====== Dataset ======

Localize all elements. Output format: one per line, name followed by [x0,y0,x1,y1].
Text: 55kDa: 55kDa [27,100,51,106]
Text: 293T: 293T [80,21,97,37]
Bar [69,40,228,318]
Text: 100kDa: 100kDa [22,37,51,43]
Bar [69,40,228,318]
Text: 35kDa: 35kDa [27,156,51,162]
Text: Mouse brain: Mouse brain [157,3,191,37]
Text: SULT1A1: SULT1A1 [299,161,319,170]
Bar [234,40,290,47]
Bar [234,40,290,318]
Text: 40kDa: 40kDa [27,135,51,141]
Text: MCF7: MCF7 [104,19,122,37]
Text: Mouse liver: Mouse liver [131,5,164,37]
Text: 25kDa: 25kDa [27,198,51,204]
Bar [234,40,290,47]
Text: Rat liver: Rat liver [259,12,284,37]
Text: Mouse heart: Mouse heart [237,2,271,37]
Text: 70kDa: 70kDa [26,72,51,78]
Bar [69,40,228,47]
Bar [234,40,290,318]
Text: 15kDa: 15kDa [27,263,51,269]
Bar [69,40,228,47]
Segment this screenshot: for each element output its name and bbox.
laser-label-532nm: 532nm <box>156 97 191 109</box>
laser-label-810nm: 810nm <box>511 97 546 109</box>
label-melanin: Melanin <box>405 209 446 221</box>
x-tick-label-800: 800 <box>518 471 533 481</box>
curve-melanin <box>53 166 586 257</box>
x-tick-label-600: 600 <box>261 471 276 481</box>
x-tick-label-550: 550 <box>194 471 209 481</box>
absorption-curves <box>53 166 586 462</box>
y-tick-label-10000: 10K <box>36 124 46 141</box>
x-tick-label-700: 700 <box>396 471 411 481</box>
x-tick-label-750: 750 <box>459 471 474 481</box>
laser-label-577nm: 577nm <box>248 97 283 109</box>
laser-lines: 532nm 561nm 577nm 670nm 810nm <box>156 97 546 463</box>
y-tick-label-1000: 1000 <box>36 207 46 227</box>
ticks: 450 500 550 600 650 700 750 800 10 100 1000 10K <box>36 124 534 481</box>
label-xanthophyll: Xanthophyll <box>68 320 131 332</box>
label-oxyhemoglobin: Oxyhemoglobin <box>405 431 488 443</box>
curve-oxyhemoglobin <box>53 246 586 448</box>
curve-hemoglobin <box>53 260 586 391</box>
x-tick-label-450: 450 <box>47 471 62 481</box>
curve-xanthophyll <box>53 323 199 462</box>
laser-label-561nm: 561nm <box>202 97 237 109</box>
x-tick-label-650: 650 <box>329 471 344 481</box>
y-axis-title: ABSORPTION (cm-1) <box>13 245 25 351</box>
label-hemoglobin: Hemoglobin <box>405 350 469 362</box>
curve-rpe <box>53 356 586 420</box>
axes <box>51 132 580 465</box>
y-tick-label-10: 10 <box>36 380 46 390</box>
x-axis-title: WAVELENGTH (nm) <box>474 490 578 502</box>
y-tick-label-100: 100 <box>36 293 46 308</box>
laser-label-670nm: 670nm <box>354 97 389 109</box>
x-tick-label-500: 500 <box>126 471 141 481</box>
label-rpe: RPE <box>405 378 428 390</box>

======

Work to be completed
Quote the rows from the first line through the line containing "Text: Rat liver: Rat liver [259,12,284,37]", including both of those lines.

Response to the exercise
Localize all elements. Output format: one per line, name followed by [x0,y0,x1,y1].
Text: 55kDa: 55kDa [27,100,51,106]
Text: 293T: 293T [80,21,97,37]
Bar [69,40,228,318]
Text: 100kDa: 100kDa [22,37,51,43]
Bar [69,40,228,318]
Text: 35kDa: 35kDa [27,156,51,162]
Text: Mouse brain: Mouse brain [157,3,191,37]
Text: SULT1A1: SULT1A1 [299,161,319,170]
Bar [234,40,290,47]
Bar [234,40,290,318]
Text: 40kDa: 40kDa [27,135,51,141]
Text: MCF7: MCF7 [104,19,122,37]
Text: Mouse liver: Mouse liver [131,5,164,37]
Text: 25kDa: 25kDa [27,198,51,204]
Bar [234,40,290,47]
Text: Rat liver: Rat liver [259,12,284,37]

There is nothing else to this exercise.